__Problem to work on__
Copy out each line of the material in which the word "name" appears.

__Supplied records__
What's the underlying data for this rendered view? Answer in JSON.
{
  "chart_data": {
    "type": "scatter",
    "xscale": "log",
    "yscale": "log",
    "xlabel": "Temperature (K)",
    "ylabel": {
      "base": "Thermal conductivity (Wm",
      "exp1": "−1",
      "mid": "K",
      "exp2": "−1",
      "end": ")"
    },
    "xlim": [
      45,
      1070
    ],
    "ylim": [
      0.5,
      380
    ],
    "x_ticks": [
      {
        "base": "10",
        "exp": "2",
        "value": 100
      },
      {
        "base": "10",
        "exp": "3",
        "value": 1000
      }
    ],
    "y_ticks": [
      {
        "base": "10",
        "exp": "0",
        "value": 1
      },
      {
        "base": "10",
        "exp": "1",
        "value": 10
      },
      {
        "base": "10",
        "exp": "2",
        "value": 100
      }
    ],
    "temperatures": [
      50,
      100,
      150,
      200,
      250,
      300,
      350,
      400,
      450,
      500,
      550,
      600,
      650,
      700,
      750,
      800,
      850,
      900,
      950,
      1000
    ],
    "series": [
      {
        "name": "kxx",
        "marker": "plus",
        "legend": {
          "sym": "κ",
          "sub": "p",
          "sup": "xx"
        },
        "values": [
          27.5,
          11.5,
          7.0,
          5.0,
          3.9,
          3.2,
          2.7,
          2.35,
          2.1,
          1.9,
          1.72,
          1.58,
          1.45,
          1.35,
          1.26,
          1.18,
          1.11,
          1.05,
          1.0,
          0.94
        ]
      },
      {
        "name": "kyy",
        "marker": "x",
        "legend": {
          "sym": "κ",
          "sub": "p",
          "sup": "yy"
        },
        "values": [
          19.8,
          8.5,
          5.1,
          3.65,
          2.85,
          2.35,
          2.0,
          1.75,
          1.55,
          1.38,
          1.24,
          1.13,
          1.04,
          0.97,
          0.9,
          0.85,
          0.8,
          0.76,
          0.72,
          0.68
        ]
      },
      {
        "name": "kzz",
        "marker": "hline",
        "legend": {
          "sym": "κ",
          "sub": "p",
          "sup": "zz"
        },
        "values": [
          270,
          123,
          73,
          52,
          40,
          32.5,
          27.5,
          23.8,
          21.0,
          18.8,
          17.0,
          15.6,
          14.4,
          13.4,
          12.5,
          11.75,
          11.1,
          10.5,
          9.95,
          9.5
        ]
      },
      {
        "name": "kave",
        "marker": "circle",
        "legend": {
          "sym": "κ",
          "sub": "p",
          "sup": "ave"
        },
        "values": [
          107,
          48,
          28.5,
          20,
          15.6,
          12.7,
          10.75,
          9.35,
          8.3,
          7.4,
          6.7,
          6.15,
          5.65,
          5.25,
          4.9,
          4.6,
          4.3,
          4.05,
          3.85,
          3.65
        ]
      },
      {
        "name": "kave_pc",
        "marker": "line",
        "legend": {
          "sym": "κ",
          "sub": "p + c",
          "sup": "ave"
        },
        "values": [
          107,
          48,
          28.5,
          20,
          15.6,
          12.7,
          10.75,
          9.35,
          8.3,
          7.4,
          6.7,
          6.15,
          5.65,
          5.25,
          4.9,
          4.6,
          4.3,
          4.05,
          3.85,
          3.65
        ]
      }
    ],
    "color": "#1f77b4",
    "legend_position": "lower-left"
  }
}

__Expected answer__
        "name": "kxx",
        "name": "kyy",
        "name": "kzz",
        "name": "kave",
        "name": "kave_pc",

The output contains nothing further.